Will you print the material below without altering a single character?

**Excerpted data**
================================
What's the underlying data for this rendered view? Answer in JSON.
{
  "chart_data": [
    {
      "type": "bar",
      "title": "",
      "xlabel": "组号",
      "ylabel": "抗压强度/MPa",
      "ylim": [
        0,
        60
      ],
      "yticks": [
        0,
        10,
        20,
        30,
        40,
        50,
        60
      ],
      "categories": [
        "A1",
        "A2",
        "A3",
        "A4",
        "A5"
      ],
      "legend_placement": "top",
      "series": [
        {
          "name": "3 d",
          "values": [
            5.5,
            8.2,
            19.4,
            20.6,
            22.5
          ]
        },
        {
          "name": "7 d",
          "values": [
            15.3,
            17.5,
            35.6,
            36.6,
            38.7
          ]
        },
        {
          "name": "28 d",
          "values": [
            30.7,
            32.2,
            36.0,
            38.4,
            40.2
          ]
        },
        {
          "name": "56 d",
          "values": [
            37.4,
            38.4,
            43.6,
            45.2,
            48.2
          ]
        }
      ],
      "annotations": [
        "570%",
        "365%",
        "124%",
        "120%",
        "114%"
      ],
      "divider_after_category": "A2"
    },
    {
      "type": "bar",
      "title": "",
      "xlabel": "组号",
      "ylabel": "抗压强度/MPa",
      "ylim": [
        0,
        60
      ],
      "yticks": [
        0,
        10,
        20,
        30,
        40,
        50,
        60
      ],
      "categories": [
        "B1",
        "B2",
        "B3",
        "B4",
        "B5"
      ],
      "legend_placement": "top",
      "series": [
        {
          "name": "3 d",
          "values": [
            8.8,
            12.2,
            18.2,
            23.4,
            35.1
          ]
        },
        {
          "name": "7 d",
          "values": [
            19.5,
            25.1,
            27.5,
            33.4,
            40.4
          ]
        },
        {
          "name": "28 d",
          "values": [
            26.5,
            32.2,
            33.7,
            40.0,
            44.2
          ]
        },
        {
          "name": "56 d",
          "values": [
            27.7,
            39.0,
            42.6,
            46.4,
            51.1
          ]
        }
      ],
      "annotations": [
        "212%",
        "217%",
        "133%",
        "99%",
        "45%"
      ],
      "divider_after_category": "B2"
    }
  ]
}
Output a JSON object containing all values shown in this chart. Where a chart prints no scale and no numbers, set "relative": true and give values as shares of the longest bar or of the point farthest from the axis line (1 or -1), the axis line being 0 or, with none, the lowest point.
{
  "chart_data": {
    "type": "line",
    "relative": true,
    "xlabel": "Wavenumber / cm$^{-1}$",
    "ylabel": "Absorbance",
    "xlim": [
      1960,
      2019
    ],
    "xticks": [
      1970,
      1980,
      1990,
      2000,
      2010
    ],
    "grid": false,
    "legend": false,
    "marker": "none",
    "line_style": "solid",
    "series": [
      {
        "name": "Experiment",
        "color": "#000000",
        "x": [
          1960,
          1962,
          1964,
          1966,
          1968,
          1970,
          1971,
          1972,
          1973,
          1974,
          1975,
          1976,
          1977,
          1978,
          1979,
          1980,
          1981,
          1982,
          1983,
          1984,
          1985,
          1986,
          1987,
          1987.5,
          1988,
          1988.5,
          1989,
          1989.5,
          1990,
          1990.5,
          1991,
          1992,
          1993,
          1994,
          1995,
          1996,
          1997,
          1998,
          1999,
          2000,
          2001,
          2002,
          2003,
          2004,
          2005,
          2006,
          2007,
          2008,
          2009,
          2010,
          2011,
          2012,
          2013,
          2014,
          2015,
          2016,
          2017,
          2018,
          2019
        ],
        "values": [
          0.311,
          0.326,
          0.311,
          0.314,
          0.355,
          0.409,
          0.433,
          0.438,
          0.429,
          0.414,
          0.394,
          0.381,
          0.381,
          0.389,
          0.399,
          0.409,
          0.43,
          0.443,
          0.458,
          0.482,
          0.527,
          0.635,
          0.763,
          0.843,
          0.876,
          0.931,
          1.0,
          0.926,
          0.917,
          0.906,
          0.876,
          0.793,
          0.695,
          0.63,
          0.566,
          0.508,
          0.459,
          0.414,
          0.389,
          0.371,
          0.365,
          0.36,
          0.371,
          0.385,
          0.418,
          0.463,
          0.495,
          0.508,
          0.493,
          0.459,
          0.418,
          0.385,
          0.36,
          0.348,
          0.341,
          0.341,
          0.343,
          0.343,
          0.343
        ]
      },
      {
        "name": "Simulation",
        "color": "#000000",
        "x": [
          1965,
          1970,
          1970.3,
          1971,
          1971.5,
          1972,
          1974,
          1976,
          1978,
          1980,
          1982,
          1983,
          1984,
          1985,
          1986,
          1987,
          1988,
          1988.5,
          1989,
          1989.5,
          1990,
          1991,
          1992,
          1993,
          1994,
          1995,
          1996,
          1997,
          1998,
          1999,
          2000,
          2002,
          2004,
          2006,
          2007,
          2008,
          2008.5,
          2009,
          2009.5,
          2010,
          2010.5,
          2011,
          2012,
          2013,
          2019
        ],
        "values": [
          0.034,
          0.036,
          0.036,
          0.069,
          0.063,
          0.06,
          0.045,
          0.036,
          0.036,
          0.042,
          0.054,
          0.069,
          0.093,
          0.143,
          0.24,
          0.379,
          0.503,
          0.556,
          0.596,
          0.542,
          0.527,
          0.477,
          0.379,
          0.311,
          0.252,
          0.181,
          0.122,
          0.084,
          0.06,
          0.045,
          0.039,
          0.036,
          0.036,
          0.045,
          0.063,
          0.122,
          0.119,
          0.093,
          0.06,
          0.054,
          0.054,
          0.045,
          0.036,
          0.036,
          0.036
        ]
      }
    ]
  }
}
================================
**The solution**
What's the underlying data for this rendered view? Answer in JSON.
{
  "chart_data": [
    {
      "type": "bar",
      "title": "",
      "xlabel": "组号",
      "ylabel": "抗压强度/MPa",
      "ylim": [
        0,
        60
      ],
      "yticks": [
        0,
        10,
        20,
        30,
        40,
        50,
        60
      ],
      "categories": [
        "A1",
        "A2",
        "A3",
        "A4",
        "A5"
      ],
      "legend_placement": "top",
      "series": [
        {
          "name": "3 d",
          "values": [
            5.5,
            8.2,
            19.4,
            20.6,
            22.5
          ]
        },
        {
          "name": "7 d",
          "values": [
            15.3,
            17.5,
            35.6,
            36.6,
            38.7
          ]
        },
        {
          "name": "28 d",
          "values": [
            30.7,
            32.2,
            36.0,
            38.4,
            40.2
          ]
        },
        {
          "name": "56 d",
          "values": [
            37.4,
            38.4,
            43.6,
            45.2,
            48.2
          ]
        }
      ],
      "annotations": [
        "570%",
        "365%",
        "124%",
        "120%",
        "114%"
      ],
      "divider_after_category": "A2"
    },
    {
      "type": "bar",
      "title": "",
      "xlabel": "组号",
      "ylabel": "抗压强度/MPa",
      "ylim": [
        0,
        60
      ],
      "yticks": [
        0,
        10,
        20,
        30,
        40,
        50,
        60
      ],
      "categories": [
        "B1",
        "B2",
        "B3",
        "B4",
        "B5"
      ],
      "legend_placement": "top",
      "series": [
        {
          "name": "3 d",
          "values": [
            8.8,
            12.2,
            18.2,
            23.4,
            35.1
          ]
        },
        {
          "name": "7 d",
          "values": [
            19.5,
            25.1,
            27.5,
            33.4,
            40.4
          ]
        },
        {
          "name": "28 d",
          "values": [
            26.5,
            32.2,
            33.7,
            40.0,
            44.2
          ]
        },
        {
          "name": "56 d",
          "values": [
            27.7,
            39.0,
            42.6,
            46.4,
            51.1
          ]
        }
      ],
      "annotations": [
        "212%",
        "217%",
        "133%",
        "99%",
        "45%"
      ],
      "divider_after_category": "B2"
    }
  ]
}
Output a JSON object containing all values shown in this chart. Where a chart prints no scale and no numbers, set "relative": true and give values as shares of the longest bar or of the point farthest from the axis line (1 or -1), the axis line being 0 or, with none, the lowest point.
{
  "chart_data": {
    "type": "line",
    "relative": true,
    "xlabel": "Wavenumber / cm$^{-1}$",
    "ylabel": "Absorbance",
    "xlim": [
      1960,
      2019
    ],
    "xticks": [
      1970,
      1980,
      1990,
      2000,
      2010
    ],
    "grid": false,
    "legend": false,
    "marker": "none",
    "line_style": "solid",
    "series": [
      {
        "name": "Experiment",
        "color": "#000000",
        "x": [
          1960,
          1962,
          1964,
          1966,
          1968,
          1970,
          1971,
          1972,
          1973,
          1974,
          1975,
          1976,
          1977,
          1978,
          1979,
          1980,
          1981,
          1982,
          1983,
          1984,
          1985,
          1986,
          1987,
          1987.5,
          1988,
          1988.5,
          1989,
          1989.5,
          1990,
          1990.5,
          1991,
          1992,
          1993,
          1994,
          1995,
          1996,
          1997,
          1998,
          1999,
          2000,
          2001,
          2002,
          2003,
          2004,
          2005,
          2006,
          2007,
          2008,
          2009,
          2010,
          2011,
          2012,
          2013,
          2014,
          2015,
          2016,
          2017,
          2018,
          2019
        ],
        "values": [
          0.311,
          0.326,
          0.311,
          0.314,
          0.355,
          0.409,
          0.433,
          0.438,
          0.429,
          0.414,
          0.394,
          0.381,
          0.381,
          0.389,
          0.399,
          0.409,
          0.43,
          0.443,
          0.458,
          0.482,
          0.527,
          0.635,
          0.763,
          0.843,
          0.876,
          0.931,
          1.0,
          0.926,
          0.917,
          0.906,
          0.876,
          0.793,
          0.695,
          0.63,
          0.566,
          0.508,
          0.459,
          0.414,
          0.389,
          0.371,
          0.365,
          0.36,
          0.371,
          0.385,
          0.418,
          0.463,
          0.495,
          0.508,
          0.493,
          0.459,
          0.418,
          0.385,
          0.36,
          0.348,
          0.341,
          0.341,
          0.343,
          0.343,
          0.343
        ]
      },
      {
        "name": "Simulation",
        "color": "#000000",
        "x": [
          1965,
          1970,
          1970.3,
          1971,
          1971.5,
          1972,
          1974,
          1976,
          1978,
          1980,
          1982,
          1983,
          1984,
          1985,
          1986,
          1987,
          1988,
          1988.5,
          1989,
          1989.5,
          1990,
          1991,
          1992,
          1993,
          1994,
          1995,
          1996,
          1997,
          1998,
          1999,
          2000,
          2002,
          2004,
          2006,
          2007,
          2008,
          2008.5,
          2009,
          2009.5,
          2010,
          2010.5,
          2011,
          2012,
          2013,
          2019
        ],
        "values": [
          0.034,
          0.036,
          0.036,
          0.069,
          0.063,
          0.06,
          0.045,
          0.036,
          0.036,
          0.042,
          0.054,
          0.069,
          0.093,
          0.143,
          0.24,
          0.379,
          0.503,
          0.556,
          0.596,
          0.542,
          0.527,
          0.477,
          0.379,
          0.311,
          0.252,
          0.181,
          0.122,
          0.084,
          0.06,
          0.045,
          0.039,
          0.036,
          0.036,
          0.045,
          0.063,
          0.122,
          0.119,
          0.093,
          0.06,
          0.054,
          0.054,
          0.045,
          0.036,
          0.036,
          0.036
        ]
      }
    ]
  }
}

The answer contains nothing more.